'''

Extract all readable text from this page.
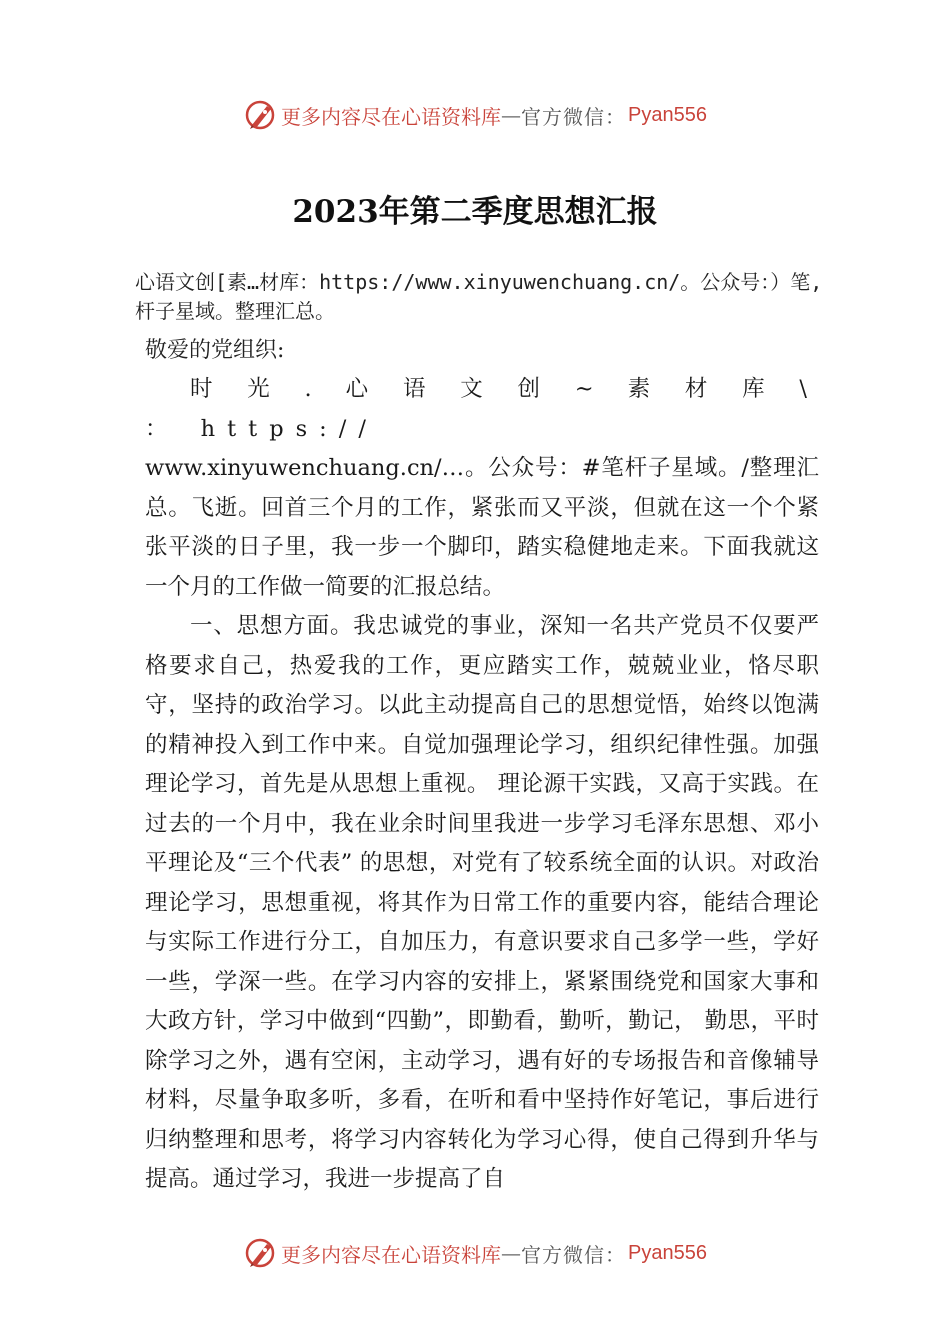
更多内容尽在心语资料库 — 官方微信： Pyan556
2023年第二季度思想汇报

心语文创[素…材库：https://www.xinyuwenchuang.cn/。公众号：）笔,杆子星域。整理汇总。

敬爱的党组织:

时 光 . 心 语 文 创 ~ 素 材 库 \ ： https://

www.xinyuwenchuang.cn/…。公众号：#笔杆子星域。/整理汇总。飞逝。回首三个月的工作，紧张而又平淡，但就在这一个个紧张平淡的日子里，我一步一个脚印，踏实稳健地走来。下面我就这一个月的工作做一简要的汇报总结。

一、思想方面。我忠诚党的事业，深知一名共产党员不仅要严格要求自己，热爱我的工作，更应踏实工作，兢兢业业，恪尽职守，坚持的政治学习。以此主动提高自己的思想觉悟，始终以饱满的精神投入到工作中来。自觉加强理论学习，组织纪律性强。加强理论学习，首先是从思想上重视。 理论源干实践，又高于实践。在过去的一个月中，我在业余时间里我进一步学习毛泽东思想、邓小平理论及“三个代表” 的思想，对党有了较系统全面的认识。对政治理论学习，思想重视，将其作为日常工作的重要内容，能结合理论与实际工作进行分工，自加压力，有意识要求自己多学一些，学好一些，学深一些。在学习内容的安排上，紧紧围绕党和国家大事和大政方针，学习中做到“四勤”，即勤看，勤听，勤记， 勤思，平时除学习之外，遇有空闲，主动学习，遇有好的专场报告和音像辅导材料，尽量争取多听，多看，在听和看中坚持作好笔记，事后进行归纳整理和思考，将学习内容转化为学习心得，使自己得到升华与提高。通过学习，我进一步提高了自

更多内容尽在心语资料库 — 官方微信： Pyan556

'''

[Given task] Reproduce all of the material above word for word. Omit the pictures.

[Written response]
Extract all readable text from this page.
更多内容尽在心语资料库 — 官方微信： Pyan556
2023年第二季度思想汇报

心语文创[素…材库：https://www.xinyuwenchuang.cn/。公众号：）笔,杆子星域。整理汇总。

敬爱的党组织:

时 光 . 心 语 文 创 ~ 素 材 库 \ ： https://

www.xinyuwenchuang.cn/…。公众号：#笔杆子星域。/整理汇总。飞逝。回首三个月的工作，紧张而又平淡，但就在这一个个紧张平淡的日子里，我一步一个脚印，踏实稳健地走来。下面我就这一个月的工作做一简要的汇报总结。

一、思想方面。我忠诚党的事业，深知一名共产党员不仅要严格要求自己，热爱我的工作，更应踏实工作，兢兢业业，恪尽职守，坚持的政治学习。以此主动提高自己的思想觉悟，始终以饱满的精神投入到工作中来。自觉加强理论学习，组织纪律性强。加强理论学习，首先是从思想上重视。 理论源干实践，又高于实践。在过去的一个月中，我在业余时间里我进一步学习毛泽东思想、邓小平理论及“三个代表” 的思想，对党有了较系统全面的认识。对政治理论学习，思想重视，将其作为日常工作的重要内容，能结合理论与实际工作进行分工，自加压力，有意识要求自己多学一些，学好一些，学深一些。在学习内容的安排上，紧紧围绕党和国家大事和大政方针，学习中做到“四勤”，即勤看，勤听，勤记， 勤思，平时除学习之外，遇有空闲，主动学习，遇有好的专场报告和音像辅导材料，尽量争取多听，多看，在听和看中坚持作好笔记，事后进行归纳整理和思考，将学习内容转化为学习心得，使自己得到升华与提高。通过学习，我进一步提高了自

更多内容尽在心语资料库 — 官方微信： Pyan556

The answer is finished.